_Fragmento proporcionado_

**********

Franquicias mexicanas: sectores con mayor oportunidad en EU y Canadá
Alimentos, cuidado personal y servicios en español, entre los nichos detectados por asociaciones.
Por El Economista ·
- AMF firmó convenio con asociaciones de EU y Canadá para impulsar la expansión de franquicias mexicanas.
- Sectores con oportunidad: alimentos, cuidado personal, fitness, servicios para empresas y servicios en español.
- Recomiendan investigar el mercado antes de elegir estado; Florida, Texas y Georgia son opciones.
La Asociación Mexicana de Franquicias (AMF) firmó un convenio con la International Franchise Association (IFA) y la Canadian Franchise Association (CFA) para facilitar la expansión de marcas mexicanas en Estados Unidos y Canadá. El acuerdo busca intercambiar información sobre regulación, propiedad intelectual, costos, cadenas de suministro y estrategias de entrada.
Betsy Eslava, presidenta de la AMF, señaló que México tiene marcas extraordinarias que ya han demostrado que pueden crecer y competir, y que el reto es que más crucen fronteras. Sherry McNeal, de la CFA, mencionó que los alimentos, el cuidado personal, la belleza, el fitness y los servicios para empresas son puertas de entrada para las marcas mexicanas.

**********

(Datos de análisis del diseño de página)
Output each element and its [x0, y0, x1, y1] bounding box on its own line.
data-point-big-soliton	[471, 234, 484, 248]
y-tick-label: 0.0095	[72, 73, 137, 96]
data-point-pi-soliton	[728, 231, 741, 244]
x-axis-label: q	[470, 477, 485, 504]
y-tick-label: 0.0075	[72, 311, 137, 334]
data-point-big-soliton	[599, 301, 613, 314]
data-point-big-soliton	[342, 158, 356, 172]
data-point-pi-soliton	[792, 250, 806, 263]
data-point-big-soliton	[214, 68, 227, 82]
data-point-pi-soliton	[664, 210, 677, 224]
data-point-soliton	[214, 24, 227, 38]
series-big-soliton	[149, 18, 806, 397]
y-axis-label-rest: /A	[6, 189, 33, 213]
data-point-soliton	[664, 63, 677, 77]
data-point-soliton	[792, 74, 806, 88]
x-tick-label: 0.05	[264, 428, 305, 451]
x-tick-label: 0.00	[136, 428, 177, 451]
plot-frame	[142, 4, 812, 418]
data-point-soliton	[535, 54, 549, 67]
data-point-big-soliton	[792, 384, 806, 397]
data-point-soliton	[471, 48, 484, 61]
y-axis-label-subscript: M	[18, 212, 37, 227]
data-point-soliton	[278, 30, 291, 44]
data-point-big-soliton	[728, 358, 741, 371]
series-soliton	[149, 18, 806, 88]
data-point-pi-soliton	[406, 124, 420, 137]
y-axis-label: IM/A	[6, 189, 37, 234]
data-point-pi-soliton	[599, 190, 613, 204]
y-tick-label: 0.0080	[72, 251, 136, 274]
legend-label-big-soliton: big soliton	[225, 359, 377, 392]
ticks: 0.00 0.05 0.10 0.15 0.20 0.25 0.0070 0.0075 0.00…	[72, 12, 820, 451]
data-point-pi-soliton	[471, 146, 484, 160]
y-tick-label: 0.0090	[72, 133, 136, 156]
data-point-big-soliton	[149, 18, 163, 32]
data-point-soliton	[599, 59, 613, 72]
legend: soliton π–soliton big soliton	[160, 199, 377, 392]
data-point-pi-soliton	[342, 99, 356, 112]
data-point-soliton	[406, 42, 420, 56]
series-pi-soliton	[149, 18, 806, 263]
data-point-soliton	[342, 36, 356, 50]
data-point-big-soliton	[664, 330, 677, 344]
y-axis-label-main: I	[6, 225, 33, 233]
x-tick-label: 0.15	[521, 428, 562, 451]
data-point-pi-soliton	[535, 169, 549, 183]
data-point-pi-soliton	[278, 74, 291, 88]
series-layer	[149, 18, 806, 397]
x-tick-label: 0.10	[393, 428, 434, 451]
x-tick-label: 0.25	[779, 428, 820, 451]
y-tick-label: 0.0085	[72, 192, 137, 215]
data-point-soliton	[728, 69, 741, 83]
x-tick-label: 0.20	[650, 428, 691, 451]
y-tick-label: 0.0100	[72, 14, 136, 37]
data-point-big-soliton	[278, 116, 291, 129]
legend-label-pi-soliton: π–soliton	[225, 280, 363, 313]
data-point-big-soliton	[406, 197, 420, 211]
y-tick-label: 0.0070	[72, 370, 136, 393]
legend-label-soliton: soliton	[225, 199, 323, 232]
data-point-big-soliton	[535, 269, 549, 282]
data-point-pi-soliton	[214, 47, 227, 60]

**********

_Actividad_
Traduce al inglés la siguiente oración del fragmento sobre franquicias mexicanas: «El acuerdo busca intercambiar información sobre regulación, propiedad intelectual, costos, cadenas de suministro y estrategias de entrada.» Para resolver lo que se pide, básate únicamente en el fragmento.

_Solución del ejercicio_
The agreement seeks to exchange information on regulation, intellectual property, costs, supply chains, and entry strategies.